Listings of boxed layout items
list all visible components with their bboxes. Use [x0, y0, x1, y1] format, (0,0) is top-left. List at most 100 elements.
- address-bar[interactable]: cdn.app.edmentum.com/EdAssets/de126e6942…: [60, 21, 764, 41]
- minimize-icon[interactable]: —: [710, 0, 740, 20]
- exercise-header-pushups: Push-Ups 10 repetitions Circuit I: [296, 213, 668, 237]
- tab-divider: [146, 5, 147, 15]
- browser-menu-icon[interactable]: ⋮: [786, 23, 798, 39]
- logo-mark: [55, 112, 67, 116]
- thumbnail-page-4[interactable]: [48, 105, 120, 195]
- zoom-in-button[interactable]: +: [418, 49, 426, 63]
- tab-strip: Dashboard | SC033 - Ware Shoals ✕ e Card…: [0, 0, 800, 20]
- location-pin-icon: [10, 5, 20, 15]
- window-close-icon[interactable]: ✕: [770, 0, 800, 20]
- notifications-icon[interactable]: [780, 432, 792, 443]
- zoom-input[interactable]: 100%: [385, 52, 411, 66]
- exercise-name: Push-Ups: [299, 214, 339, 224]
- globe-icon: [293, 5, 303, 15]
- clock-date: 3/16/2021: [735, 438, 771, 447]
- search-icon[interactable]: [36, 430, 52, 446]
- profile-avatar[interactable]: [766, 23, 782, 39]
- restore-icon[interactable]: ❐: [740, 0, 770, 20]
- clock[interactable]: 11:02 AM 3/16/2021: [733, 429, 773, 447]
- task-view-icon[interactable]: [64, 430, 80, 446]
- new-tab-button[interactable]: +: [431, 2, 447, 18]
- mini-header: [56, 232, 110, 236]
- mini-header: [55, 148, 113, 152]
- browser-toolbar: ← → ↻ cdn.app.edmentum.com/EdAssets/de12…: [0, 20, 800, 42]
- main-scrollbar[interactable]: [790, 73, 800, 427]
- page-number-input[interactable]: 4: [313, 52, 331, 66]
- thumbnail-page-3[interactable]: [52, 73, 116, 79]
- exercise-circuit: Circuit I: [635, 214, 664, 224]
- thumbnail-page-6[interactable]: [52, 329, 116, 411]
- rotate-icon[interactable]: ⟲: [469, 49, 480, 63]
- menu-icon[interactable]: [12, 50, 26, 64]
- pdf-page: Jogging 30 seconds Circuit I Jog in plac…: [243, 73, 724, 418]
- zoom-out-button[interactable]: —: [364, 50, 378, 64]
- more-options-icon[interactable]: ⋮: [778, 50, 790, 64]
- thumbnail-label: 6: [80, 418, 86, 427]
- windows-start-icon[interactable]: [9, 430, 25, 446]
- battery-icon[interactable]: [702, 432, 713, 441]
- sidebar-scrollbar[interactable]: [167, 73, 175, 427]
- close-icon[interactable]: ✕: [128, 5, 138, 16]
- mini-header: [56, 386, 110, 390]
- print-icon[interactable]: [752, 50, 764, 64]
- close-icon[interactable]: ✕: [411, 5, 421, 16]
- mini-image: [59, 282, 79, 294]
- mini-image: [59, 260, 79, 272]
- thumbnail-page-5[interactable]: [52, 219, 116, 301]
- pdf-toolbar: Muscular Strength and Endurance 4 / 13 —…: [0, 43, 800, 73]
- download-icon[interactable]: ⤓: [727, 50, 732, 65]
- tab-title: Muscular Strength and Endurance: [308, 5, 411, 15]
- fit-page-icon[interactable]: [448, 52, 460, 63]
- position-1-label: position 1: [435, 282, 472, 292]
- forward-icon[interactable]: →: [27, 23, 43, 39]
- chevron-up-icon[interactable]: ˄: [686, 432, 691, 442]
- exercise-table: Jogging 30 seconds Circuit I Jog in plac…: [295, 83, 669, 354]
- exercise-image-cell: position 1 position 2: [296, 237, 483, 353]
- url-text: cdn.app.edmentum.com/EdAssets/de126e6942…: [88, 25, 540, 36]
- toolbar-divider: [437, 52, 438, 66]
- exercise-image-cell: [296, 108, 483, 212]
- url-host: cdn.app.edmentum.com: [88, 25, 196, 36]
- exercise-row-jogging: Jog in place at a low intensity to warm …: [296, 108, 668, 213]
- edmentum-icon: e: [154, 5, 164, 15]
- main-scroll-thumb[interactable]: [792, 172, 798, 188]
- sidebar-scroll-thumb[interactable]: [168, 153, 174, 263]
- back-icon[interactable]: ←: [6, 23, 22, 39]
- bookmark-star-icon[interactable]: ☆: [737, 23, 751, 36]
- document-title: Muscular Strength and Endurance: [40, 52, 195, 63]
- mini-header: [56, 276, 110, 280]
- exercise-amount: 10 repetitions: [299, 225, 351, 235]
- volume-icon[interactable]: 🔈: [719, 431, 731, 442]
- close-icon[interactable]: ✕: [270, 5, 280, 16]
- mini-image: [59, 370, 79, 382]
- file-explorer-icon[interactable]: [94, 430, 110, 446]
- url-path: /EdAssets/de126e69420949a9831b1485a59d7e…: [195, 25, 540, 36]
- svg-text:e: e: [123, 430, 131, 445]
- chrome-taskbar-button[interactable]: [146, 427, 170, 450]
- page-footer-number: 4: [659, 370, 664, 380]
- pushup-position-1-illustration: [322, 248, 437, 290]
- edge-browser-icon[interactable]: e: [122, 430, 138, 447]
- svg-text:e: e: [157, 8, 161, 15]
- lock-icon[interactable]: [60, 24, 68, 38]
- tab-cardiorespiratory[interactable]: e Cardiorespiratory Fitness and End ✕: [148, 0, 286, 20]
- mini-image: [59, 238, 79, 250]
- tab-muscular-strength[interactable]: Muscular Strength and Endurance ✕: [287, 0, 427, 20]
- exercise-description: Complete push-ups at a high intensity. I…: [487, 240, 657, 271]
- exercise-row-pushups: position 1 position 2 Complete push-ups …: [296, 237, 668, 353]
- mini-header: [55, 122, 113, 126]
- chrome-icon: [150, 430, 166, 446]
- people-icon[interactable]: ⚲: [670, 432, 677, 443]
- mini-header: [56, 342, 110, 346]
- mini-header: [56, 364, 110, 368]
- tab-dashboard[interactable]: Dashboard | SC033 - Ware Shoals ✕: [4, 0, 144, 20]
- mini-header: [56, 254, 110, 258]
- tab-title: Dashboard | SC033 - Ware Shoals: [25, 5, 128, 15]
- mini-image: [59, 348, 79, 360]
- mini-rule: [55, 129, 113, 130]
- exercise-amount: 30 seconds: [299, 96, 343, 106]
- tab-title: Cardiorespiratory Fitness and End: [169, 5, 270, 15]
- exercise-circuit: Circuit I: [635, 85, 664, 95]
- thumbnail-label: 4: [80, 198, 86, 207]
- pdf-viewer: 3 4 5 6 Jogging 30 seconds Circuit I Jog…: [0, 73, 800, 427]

What is expected.
Reproduce the listing above, switching each occurrence of "mini-header" to "mini-heading" and leaving every other character as it is.

Output of the exercise.
list all visible components with their bboxes. Use [x0, y0, x1, y1] format, (0,0) is top-left. List at most 100 elements.
- address-bar[interactable]: cdn.app.edmentum.com/EdAssets/de126e6942…: [60, 21, 764, 41]
- minimize-icon[interactable]: —: [710, 0, 740, 20]
- exercise-header-pushups: Push-Ups 10 repetitions Circuit I: [296, 213, 668, 237]
- tab-divider: [146, 5, 147, 15]
- browser-menu-icon[interactable]: ⋮: [786, 23, 798, 39]
- logo-mark: [55, 112, 67, 116]
- thumbnail-page-4[interactable]: [48, 105, 120, 195]
- zoom-in-button[interactable]: +: [418, 49, 426, 63]
- tab-strip: Dashboard | SC033 - Ware Shoals ✕ e Card…: [0, 0, 800, 20]
- location-pin-icon: [10, 5, 20, 15]
- window-close-icon[interactable]: ✕: [770, 0, 800, 20]
- notifications-icon[interactable]: [780, 432, 792, 443]
- zoom-input[interactable]: 100%: [385, 52, 411, 66]
- exercise-name: Push-Ups: [299, 214, 339, 224]
- globe-icon: [293, 5, 303, 15]
- clock-date: 3/16/2021: [735, 438, 771, 447]
- search-icon[interactable]: [36, 430, 52, 446]
- profile-avatar[interactable]: [766, 23, 782, 39]
- restore-icon[interactable]: ❐: [740, 0, 770, 20]
- clock[interactable]: 11:02 AM 3/16/2021: [733, 429, 773, 447]
- task-view-icon[interactable]: [64, 430, 80, 446]
- new-tab-button[interactable]: +: [431, 2, 447, 18]
- mini-heading: [56, 232, 110, 236]
- mini-heading: [55, 148, 113, 152]
- browser-toolbar: ← → ↻ cdn.app.edmentum.com/EdAssets/de12…: [0, 20, 800, 42]
- main-scrollbar[interactable]: [790, 73, 800, 427]
- page-number-input[interactable]: 4: [313, 52, 331, 66]
- thumbnail-page-3[interactable]: [52, 73, 116, 79]
- exercise-circuit: Circuit I: [635, 214, 664, 224]
- thumbnail-page-6[interactable]: [52, 329, 116, 411]
- rotate-icon[interactable]: ⟲: [469, 49, 480, 63]
- menu-icon[interactable]: [12, 50, 26, 64]
- pdf-page: Jogging 30 seconds Circuit I Jog in plac…: [243, 73, 724, 418]
- zoom-out-button[interactable]: —: [364, 50, 378, 64]
- more-options-icon[interactable]: ⋮: [778, 50, 790, 64]
- thumbnail-label: 6: [80, 418, 86, 427]
- windows-start-icon[interactable]: [9, 430, 25, 446]
- battery-icon[interactable]: [702, 432, 713, 441]
- sidebar-scrollbar[interactable]: [167, 73, 175, 427]
- close-icon[interactable]: ✕: [128, 5, 138, 16]
- mini-heading: [56, 386, 110, 390]
- print-icon[interactable]: [752, 50, 764, 64]
- close-icon[interactable]: ✕: [411, 5, 421, 16]
- mini-image: [59, 282, 79, 294]
- mini-image: [59, 260, 79, 272]
- thumbnail-page-5[interactable]: [52, 219, 116, 301]
- pdf-toolbar: Muscular Strength and Endurance 4 / 13 —…: [0, 43, 800, 73]
- download-icon[interactable]: ⤓: [727, 50, 732, 65]
- tab-title: Muscular Strength and Endurance: [308, 5, 411, 15]
- fit-page-icon[interactable]: [448, 52, 460, 63]
- position-1-label: position 1: [435, 282, 472, 292]
- forward-icon[interactable]: →: [27, 23, 43, 39]
- chevron-up-icon[interactable]: ˄: [686, 432, 691, 442]
- exercise-table: Jogging 30 seconds Circuit I Jog in plac…: [295, 83, 669, 354]
- exercise-image-cell: position 1 position 2: [296, 237, 483, 353]
- url-text: cdn.app.edmentum.com/EdAssets/de126e6942…: [88, 25, 540, 36]
- toolbar-divider: [437, 52, 438, 66]
- exercise-image-cell: [296, 108, 483, 212]
- url-host: cdn.app.edmentum.com: [88, 25, 196, 36]
- exercise-row-jogging: Jog in place at a low intensity to warm …: [296, 108, 668, 213]
- edmentum-icon: e: [154, 5, 164, 15]
- main-scroll-thumb[interactable]: [792, 172, 798, 188]
- sidebar-scroll-thumb[interactable]: [168, 153, 174, 263]
- back-icon[interactable]: ←: [6, 23, 22, 39]
- bookmark-star-icon[interactable]: ☆: [737, 23, 751, 36]
- document-title: Muscular Strength and Endurance: [40, 52, 195, 63]
- mini-heading: [56, 276, 110, 280]
- exercise-amount: 10 repetitions: [299, 225, 351, 235]
- volume-icon[interactable]: 🔈: [719, 431, 731, 442]
- close-icon[interactable]: ✕: [270, 5, 280, 16]
- mini-image: [59, 370, 79, 382]
- file-explorer-icon[interactable]: [94, 430, 110, 446]
- url-path: /EdAssets/de126e69420949a9831b1485a59d7e…: [195, 25, 540, 36]
- svg-text:e: e: [123, 430, 131, 445]
- chrome-taskbar-button[interactable]: [146, 427, 170, 450]
- page-footer-number: 4: [659, 370, 664, 380]
- pushup-position-1-illustration: [322, 248, 437, 290]
- edge-browser-icon[interactable]: e: [122, 430, 138, 447]
- svg-text:e: e: [157, 8, 161, 15]
- lock-icon[interactable]: [60, 24, 68, 38]
- tab-cardiorespiratory[interactable]: e Cardiorespiratory Fitness and End ✕: [148, 0, 286, 20]
- mini-image: [59, 238, 79, 250]
- tab-muscular-strength[interactable]: Muscular Strength and Endurance ✕: [287, 0, 427, 20]
- exercise-description: Complete push-ups at a high intensity. I…: [487, 240, 657, 271]
- exercise-row-pushups: position 1 position 2 Complete push-ups …: [296, 237, 668, 353]
- mini-heading: [55, 122, 113, 126]
- chrome-icon: [150, 430, 166, 446]
- people-icon[interactable]: ⚲: [670, 432, 677, 443]
- mini-heading: [56, 342, 110, 346]
- mini-heading: [56, 364, 110, 368]
- tab-dashboard[interactable]: Dashboard | SC033 - Ware Shoals ✕: [4, 0, 144, 20]
- mini-heading: [56, 254, 110, 258]
- tab-title: Dashboard | SC033 - Ware Shoals: [25, 5, 128, 15]
- mini-image: [59, 348, 79, 360]
- mini-rule: [55, 129, 113, 130]
- exercise-amount: 30 seconds: [299, 96, 343, 106]
- tab-title: Cardiorespiratory Fitness and End: [169, 5, 270, 15]
- exercise-circuit: Circuit I: [635, 85, 664, 95]
- thumbnail-label: 4: [80, 198, 86, 207]
- pdf-viewer: 3 4 5 6 Jogging 30 seconds Circuit I Jog…: [0, 73, 800, 427]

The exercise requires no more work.